[Prompt]
Scan the data for "used" and copy the lines it appears in.
-.-.-
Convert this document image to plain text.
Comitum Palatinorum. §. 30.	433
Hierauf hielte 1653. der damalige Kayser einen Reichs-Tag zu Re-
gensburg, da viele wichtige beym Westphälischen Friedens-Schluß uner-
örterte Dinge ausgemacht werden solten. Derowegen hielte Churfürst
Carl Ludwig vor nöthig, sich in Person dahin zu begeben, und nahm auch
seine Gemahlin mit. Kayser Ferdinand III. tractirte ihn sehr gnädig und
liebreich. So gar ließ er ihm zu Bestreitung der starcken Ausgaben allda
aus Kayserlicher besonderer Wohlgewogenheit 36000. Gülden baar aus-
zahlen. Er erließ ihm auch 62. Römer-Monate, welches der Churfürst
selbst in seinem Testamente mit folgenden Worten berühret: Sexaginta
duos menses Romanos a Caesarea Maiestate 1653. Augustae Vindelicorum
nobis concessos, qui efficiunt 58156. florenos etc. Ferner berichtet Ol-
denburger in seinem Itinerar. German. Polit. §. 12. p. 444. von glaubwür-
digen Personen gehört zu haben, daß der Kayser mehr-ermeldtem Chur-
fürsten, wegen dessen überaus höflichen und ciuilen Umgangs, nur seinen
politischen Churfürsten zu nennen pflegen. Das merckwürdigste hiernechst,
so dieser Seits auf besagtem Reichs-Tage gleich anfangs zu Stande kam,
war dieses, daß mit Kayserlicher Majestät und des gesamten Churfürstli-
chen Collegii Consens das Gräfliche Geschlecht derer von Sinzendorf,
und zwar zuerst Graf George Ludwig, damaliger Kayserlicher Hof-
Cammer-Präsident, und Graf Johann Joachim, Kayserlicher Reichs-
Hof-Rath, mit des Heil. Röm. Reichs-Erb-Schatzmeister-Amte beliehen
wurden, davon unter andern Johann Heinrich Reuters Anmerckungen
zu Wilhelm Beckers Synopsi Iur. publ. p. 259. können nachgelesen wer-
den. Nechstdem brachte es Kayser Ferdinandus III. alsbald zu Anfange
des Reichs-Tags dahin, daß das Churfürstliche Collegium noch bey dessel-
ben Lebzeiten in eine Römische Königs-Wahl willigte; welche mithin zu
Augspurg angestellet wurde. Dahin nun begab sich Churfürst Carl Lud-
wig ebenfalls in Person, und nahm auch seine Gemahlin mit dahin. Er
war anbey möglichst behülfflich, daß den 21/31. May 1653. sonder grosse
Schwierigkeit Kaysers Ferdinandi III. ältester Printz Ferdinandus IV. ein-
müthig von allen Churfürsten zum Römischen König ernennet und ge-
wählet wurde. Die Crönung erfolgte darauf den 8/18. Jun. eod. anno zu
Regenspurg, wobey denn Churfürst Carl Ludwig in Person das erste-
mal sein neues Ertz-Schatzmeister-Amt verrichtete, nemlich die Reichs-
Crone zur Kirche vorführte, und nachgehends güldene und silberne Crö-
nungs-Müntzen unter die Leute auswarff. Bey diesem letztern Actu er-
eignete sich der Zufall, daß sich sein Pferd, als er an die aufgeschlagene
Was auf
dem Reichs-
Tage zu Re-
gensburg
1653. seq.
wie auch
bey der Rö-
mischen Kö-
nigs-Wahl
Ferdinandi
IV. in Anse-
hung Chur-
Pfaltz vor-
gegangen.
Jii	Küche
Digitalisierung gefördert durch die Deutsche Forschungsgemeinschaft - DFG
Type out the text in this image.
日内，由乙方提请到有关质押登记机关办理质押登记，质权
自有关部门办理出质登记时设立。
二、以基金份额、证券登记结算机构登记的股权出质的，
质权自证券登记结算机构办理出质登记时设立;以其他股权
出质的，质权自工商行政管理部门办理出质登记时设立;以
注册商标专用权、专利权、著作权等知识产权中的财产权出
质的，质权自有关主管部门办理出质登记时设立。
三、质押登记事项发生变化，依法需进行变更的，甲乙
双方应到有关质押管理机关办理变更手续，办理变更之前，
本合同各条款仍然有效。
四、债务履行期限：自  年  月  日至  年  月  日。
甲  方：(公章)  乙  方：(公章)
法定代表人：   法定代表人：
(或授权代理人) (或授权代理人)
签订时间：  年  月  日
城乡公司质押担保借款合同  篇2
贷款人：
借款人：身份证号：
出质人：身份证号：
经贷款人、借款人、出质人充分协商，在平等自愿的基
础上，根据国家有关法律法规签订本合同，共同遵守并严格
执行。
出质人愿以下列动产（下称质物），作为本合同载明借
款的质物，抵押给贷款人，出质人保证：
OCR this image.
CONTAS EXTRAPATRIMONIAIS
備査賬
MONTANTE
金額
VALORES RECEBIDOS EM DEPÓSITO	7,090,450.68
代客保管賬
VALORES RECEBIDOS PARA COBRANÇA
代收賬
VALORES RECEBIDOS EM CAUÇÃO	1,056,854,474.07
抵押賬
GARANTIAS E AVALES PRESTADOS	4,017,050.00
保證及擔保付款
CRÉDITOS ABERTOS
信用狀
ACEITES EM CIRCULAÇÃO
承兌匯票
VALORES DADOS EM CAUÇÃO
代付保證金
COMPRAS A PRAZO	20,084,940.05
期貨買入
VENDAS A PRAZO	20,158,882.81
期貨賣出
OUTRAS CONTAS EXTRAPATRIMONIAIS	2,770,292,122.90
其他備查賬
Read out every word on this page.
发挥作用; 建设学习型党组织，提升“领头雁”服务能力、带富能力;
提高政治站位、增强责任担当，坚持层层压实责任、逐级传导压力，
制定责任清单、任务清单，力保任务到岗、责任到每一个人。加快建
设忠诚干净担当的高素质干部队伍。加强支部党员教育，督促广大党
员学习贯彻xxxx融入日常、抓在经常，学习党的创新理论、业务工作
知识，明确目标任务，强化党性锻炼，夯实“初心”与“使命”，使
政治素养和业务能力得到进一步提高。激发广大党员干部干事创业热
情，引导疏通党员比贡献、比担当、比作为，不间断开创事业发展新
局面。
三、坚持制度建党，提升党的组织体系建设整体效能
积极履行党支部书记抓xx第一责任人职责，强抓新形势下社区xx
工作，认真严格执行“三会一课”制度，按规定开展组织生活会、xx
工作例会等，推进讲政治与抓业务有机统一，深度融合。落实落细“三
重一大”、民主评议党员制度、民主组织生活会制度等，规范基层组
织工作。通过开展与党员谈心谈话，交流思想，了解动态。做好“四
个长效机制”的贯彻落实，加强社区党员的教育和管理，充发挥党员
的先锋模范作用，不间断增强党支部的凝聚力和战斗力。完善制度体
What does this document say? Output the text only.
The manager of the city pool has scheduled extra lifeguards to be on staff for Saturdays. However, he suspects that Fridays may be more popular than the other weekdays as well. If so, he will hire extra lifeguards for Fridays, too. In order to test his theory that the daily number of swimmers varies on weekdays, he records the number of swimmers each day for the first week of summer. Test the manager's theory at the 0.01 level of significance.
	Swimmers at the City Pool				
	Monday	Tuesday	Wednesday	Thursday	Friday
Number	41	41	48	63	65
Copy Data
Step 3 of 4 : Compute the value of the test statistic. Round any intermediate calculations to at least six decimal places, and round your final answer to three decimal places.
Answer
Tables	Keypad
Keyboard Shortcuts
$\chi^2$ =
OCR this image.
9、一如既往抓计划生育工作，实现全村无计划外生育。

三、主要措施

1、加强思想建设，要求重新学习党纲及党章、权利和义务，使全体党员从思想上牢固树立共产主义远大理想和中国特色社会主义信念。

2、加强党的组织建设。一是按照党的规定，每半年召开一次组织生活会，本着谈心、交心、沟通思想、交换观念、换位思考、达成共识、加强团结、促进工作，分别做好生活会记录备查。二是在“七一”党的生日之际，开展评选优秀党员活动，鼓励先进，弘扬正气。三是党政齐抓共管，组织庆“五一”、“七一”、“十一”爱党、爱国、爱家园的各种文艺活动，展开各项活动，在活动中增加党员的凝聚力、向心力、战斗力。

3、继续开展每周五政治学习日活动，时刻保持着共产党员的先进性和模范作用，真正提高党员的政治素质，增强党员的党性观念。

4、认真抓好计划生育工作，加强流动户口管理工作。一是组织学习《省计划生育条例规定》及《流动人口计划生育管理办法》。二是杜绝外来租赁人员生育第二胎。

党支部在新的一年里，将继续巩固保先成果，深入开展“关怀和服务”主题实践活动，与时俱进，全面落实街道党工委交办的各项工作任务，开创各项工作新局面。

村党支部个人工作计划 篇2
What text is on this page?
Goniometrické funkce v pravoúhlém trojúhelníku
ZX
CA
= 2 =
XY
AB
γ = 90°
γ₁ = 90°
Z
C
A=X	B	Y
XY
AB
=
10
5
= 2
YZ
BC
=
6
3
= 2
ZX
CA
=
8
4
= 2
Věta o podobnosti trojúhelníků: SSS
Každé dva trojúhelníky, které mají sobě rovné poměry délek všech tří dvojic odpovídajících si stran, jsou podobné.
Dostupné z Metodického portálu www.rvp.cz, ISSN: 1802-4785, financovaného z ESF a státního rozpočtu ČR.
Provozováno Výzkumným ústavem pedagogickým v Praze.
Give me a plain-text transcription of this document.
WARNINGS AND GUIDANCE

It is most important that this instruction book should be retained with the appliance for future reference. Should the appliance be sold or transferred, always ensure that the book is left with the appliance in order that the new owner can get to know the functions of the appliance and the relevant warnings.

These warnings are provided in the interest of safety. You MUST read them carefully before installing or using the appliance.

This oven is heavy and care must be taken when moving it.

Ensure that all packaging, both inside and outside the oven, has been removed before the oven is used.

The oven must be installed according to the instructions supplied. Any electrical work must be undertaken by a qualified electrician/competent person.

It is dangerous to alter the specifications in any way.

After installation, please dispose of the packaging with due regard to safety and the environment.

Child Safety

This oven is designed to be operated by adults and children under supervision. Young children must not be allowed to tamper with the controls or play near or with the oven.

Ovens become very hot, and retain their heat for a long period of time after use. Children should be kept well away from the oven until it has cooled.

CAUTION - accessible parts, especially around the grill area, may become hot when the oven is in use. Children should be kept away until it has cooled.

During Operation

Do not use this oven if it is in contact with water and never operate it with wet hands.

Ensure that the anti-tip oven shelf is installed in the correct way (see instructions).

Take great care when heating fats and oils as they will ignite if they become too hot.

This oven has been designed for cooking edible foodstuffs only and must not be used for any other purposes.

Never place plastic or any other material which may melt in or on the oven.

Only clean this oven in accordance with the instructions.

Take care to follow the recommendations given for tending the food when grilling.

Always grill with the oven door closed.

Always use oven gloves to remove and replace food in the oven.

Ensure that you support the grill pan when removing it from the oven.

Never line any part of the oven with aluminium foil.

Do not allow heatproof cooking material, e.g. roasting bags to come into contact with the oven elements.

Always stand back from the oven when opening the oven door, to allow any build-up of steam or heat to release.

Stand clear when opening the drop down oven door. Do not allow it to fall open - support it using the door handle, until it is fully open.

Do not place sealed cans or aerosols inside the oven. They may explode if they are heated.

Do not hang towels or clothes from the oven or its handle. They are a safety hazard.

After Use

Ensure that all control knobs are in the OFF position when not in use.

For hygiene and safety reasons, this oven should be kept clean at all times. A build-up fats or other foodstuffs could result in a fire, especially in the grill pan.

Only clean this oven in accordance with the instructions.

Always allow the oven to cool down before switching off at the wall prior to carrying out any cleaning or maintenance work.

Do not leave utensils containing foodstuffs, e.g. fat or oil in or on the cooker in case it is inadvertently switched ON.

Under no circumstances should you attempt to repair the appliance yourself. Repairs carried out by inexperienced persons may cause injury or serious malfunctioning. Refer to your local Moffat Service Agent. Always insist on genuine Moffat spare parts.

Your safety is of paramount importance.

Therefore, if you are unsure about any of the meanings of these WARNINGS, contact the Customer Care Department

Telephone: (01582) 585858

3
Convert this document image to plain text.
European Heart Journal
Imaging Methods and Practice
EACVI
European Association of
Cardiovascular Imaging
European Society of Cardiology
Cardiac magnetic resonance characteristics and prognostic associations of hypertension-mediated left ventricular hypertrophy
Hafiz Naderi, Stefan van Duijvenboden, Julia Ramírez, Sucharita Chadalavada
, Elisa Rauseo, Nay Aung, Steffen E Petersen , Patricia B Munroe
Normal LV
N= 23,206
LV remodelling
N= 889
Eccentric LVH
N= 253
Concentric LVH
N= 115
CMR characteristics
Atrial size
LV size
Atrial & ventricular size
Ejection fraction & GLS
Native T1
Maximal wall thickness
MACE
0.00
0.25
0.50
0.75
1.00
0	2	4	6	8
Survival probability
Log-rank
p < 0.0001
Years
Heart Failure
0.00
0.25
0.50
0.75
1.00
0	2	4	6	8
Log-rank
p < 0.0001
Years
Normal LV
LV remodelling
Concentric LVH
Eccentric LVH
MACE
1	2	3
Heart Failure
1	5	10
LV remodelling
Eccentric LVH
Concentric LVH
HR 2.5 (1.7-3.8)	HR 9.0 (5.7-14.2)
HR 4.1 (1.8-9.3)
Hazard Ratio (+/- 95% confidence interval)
-.-.-
[The result]
Ensure that all packaging, both inside and outside the oven, has been removed before the oven is used.
This oven has been designed for cooking edible foodstuffs only and must not be used for any other purposes.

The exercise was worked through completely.